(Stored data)
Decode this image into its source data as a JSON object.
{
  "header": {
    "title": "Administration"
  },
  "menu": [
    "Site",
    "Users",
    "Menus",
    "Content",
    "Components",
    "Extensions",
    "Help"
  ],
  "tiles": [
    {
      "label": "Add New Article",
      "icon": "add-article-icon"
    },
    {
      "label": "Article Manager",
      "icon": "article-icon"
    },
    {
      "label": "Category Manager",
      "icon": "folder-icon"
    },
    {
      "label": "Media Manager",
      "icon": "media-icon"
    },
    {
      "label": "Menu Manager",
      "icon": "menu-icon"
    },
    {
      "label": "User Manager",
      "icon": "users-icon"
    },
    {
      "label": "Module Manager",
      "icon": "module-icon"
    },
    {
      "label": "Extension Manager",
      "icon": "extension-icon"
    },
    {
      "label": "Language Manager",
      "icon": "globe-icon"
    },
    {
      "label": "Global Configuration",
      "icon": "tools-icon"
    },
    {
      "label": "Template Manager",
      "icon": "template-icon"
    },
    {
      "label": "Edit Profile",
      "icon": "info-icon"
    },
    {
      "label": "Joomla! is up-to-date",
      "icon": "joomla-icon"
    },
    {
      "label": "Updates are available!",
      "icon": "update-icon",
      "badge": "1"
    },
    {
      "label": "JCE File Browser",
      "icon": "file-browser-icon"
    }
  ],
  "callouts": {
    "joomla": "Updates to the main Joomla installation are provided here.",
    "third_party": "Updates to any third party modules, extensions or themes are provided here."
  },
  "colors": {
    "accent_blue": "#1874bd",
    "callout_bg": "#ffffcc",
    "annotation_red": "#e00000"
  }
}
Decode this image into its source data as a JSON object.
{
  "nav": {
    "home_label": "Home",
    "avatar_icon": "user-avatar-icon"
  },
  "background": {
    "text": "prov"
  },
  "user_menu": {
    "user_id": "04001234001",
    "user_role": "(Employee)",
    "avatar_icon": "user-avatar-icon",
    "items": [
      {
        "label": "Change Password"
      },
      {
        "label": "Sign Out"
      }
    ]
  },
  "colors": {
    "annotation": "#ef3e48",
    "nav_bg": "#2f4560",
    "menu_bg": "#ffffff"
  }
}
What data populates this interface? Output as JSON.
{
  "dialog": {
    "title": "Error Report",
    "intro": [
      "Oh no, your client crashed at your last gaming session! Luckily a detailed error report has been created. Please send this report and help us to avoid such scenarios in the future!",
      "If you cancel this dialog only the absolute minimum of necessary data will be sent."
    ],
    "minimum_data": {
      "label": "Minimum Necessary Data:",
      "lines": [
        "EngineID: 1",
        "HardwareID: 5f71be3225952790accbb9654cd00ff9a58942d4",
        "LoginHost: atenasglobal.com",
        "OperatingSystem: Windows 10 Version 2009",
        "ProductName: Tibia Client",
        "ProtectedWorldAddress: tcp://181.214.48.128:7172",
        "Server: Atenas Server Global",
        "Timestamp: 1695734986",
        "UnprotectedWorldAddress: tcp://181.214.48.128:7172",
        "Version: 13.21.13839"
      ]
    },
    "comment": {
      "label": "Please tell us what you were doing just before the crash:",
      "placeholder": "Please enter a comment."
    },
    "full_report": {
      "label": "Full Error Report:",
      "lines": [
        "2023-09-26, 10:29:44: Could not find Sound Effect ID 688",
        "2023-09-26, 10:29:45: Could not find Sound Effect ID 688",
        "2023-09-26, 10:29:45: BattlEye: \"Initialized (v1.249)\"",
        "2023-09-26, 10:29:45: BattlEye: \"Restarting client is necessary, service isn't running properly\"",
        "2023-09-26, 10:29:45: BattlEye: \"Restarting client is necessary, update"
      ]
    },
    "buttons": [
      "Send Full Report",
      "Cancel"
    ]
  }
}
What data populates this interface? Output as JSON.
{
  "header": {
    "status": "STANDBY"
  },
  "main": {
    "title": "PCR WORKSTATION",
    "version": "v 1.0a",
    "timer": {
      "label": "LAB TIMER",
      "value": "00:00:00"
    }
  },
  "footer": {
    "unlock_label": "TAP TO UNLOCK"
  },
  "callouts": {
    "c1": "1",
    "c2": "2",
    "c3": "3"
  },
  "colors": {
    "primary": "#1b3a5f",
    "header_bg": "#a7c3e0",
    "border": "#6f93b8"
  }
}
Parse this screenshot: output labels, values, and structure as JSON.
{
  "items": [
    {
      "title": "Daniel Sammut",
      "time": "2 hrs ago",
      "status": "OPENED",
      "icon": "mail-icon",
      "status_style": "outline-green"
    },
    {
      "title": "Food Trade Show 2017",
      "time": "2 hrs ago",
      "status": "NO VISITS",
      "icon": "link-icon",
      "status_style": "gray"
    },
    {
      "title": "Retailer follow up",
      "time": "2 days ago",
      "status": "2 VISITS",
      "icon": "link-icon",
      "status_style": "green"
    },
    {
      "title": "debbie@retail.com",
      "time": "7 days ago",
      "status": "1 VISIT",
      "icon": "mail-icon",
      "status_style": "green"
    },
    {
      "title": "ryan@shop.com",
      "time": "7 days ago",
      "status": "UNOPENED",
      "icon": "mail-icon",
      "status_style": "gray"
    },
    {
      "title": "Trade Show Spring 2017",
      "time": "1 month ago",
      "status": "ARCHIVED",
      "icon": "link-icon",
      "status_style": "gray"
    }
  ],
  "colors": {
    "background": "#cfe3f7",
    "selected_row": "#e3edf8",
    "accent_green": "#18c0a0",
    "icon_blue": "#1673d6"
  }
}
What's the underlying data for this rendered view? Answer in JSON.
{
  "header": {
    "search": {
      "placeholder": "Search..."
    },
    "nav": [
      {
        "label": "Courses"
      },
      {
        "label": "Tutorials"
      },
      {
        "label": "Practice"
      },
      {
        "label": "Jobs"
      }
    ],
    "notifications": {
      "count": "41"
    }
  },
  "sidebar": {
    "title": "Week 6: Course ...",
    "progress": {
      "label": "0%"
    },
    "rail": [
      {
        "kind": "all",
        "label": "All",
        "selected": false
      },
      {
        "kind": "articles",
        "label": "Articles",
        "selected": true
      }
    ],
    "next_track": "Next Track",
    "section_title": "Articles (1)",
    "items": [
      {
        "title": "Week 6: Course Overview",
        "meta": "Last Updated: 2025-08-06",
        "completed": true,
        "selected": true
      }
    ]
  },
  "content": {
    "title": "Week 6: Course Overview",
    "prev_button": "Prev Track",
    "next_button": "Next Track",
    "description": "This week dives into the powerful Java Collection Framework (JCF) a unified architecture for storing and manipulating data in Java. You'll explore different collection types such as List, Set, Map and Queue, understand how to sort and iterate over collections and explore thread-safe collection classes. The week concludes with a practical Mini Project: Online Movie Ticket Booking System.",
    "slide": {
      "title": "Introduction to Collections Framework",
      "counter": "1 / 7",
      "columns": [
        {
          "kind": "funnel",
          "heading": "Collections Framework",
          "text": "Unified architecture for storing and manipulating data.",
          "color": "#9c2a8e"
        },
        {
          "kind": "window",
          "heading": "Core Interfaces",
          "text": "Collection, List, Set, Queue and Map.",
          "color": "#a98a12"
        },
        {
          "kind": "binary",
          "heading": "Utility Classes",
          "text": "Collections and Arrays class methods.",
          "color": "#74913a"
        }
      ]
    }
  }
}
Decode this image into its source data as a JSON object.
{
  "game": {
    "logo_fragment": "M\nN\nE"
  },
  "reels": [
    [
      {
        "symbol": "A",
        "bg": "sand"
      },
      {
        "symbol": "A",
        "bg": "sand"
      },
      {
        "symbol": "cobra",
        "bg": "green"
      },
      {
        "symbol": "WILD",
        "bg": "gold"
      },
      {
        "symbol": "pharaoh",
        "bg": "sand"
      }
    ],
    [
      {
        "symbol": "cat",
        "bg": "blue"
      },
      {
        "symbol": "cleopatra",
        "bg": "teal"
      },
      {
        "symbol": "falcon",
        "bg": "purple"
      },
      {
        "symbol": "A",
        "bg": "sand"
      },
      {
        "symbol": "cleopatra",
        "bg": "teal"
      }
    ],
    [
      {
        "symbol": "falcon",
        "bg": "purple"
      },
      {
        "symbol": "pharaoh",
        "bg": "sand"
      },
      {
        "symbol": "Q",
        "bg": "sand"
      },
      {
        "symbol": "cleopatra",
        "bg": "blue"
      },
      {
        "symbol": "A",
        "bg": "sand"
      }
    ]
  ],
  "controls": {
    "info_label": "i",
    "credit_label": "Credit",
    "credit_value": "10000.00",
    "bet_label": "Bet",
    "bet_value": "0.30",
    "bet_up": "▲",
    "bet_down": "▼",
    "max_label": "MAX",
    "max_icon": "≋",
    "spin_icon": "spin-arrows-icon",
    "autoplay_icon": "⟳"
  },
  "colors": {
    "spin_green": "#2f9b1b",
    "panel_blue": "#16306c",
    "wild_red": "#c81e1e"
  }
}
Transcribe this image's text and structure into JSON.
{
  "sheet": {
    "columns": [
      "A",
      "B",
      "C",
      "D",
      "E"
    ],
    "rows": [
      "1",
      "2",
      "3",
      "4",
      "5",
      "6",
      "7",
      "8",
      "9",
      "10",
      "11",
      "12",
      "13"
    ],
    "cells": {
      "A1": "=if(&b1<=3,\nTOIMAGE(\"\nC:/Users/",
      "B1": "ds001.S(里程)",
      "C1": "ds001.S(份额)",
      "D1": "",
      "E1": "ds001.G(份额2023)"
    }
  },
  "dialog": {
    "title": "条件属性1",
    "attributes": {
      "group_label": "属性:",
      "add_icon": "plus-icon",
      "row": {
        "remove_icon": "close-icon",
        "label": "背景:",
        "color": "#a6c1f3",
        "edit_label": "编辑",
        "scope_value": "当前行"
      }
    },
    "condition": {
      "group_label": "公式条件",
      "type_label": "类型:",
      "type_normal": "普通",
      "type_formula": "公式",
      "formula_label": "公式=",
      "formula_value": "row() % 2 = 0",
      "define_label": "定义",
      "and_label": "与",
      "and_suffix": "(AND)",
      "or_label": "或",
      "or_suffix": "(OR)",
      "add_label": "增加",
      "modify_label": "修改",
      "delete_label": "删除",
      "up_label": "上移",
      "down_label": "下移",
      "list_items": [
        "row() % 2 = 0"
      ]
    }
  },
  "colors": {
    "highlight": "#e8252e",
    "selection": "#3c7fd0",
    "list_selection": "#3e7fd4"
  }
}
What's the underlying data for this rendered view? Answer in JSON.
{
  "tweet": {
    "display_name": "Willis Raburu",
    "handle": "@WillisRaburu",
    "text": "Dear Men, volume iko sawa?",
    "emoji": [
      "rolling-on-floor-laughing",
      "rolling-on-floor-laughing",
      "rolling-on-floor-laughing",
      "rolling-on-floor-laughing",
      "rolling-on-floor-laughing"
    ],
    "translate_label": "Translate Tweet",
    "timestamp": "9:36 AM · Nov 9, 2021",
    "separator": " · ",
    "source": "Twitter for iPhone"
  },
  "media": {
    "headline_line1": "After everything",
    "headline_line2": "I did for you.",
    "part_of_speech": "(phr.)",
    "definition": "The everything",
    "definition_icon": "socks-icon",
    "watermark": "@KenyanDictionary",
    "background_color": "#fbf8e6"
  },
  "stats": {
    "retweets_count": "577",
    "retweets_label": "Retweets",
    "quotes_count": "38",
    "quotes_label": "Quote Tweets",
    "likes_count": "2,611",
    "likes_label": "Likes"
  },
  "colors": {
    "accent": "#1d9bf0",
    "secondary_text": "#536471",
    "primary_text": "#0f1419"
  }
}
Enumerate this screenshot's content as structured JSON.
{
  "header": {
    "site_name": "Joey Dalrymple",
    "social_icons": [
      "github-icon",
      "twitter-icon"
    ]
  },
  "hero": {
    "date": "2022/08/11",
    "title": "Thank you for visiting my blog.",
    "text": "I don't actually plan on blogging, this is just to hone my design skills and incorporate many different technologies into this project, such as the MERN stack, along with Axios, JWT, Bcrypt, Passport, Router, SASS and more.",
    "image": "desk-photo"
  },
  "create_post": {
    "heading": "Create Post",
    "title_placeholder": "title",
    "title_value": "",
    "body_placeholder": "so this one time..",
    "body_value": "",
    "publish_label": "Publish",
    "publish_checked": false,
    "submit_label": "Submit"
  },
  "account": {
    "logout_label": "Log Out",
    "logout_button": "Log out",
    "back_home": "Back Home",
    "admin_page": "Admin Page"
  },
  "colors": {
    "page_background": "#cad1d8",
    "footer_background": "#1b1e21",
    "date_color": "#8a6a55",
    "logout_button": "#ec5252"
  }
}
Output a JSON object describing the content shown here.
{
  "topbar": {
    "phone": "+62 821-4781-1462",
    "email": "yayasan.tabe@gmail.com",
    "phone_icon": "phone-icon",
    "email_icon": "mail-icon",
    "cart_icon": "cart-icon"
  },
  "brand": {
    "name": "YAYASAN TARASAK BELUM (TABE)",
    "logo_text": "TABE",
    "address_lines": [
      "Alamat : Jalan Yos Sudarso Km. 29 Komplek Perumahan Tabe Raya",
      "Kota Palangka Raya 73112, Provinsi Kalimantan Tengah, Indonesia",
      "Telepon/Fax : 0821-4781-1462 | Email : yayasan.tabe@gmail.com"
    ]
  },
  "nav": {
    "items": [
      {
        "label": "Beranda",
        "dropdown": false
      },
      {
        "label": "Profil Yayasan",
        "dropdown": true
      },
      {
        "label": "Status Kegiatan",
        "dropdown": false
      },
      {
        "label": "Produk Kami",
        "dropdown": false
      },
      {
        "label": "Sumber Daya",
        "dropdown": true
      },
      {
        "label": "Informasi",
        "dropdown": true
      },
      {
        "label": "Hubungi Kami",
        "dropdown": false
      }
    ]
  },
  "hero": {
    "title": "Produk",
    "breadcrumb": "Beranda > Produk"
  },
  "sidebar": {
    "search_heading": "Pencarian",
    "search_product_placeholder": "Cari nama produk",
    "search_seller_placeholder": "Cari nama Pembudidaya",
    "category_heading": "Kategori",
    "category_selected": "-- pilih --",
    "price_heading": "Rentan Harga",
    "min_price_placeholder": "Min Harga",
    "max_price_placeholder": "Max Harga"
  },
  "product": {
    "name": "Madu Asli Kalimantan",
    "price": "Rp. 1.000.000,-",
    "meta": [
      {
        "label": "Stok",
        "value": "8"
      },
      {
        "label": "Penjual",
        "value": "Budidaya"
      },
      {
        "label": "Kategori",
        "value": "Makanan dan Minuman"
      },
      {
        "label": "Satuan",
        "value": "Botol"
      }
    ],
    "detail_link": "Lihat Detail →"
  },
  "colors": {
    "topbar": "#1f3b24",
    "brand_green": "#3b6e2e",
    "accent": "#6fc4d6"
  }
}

◆ **INSTRUCTIONS FOR THE TASK**: Where a line holds the string "Restarting", copy that line.

◆ **CORRECT OUTPUT**:
        "2023-09-26, 10:29:45: BattlEye: \"Restarting client is necessary, service isn't running properly\"",
        "2023-09-26, 10:29:45: BattlEye: \"Restarting client is necessary, update"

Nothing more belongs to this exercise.